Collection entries
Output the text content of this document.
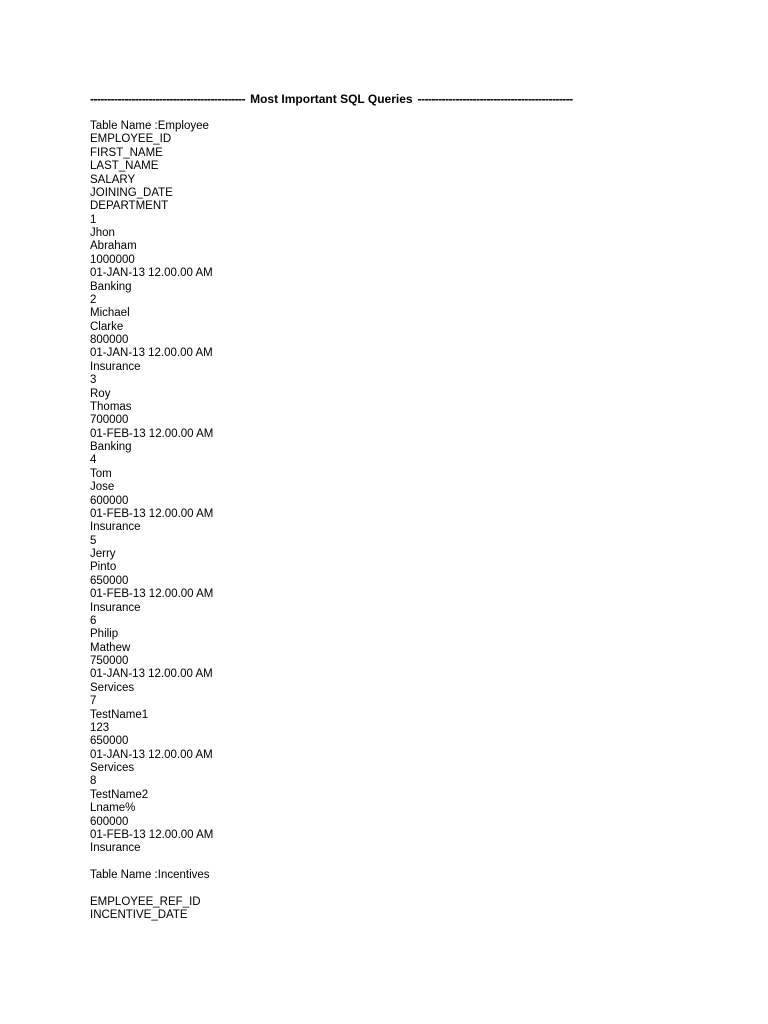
--------------------------------------------- Most Important SQL Queries ---------------------------------------------
Table Name :Employee
EMPLOYEE_ID
FIRST_NAME
LAST_NAME
SALARY
JOINING_DATE
DEPARTMENT
1
Jhon
Abraham
1000000
01-JAN-13 12.00.00 AM
Banking
2
Michael
Clarke
800000
01-JAN-13 12.00.00 AM
Insurance
3
Roy
Thomas
700000
01-FEB-13 12.00.00 AM
Banking
4
Tom
Jose
600000
01-FEB-13 12.00.00 AM
Insurance
5
Jerry
Pinto
650000
01-FEB-13 12.00.00 AM
Insurance
6
Philip
Mathew
750000
01-JAN-13 12.00.00 AM
Services
7
TestName1
123
650000
01-JAN-13 12.00.00 AM
Services
8
TestName2
Lname%
600000
01-FEB-13 12.00.00 AM
Insurance
Table Name :Incentives
EMPLOYEE_REF_ID
INCENTIVE_DATE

▸ **Exercise details**
Leaving all pictures aside, quote each record exactly.

▸ **Answer to this task**
Output the text content of this document.
--------------------------------------------- Most Important SQL Queries ---------------------------------------------
Table Name :Employee
EMPLOYEE_ID
FIRST_NAME
LAST_NAME
SALARY
JOINING_DATE
DEPARTMENT
1
Jhon
Abraham
1000000
01-JAN-13 12.00.00 AM
Banking
2
Michael
Clarke
800000
01-JAN-13 12.00.00 AM
Insurance
3
Roy
Thomas
700000
01-FEB-13 12.00.00 AM
Banking
4
Tom
Jose
600000
01-FEB-13 12.00.00 AM
Insurance
5
Jerry
Pinto
650000
01-FEB-13 12.00.00 AM
Insurance
6
Philip
Mathew
750000
01-JAN-13 12.00.00 AM
Services
7
TestName1
123
650000
01-JAN-13 12.00.00 AM
Services
8
TestName2
Lname%
600000
01-FEB-13 12.00.00 AM
Insurance
Table Name :Incentives
EMPLOYEE_REF_ID
INCENTIVE_DATE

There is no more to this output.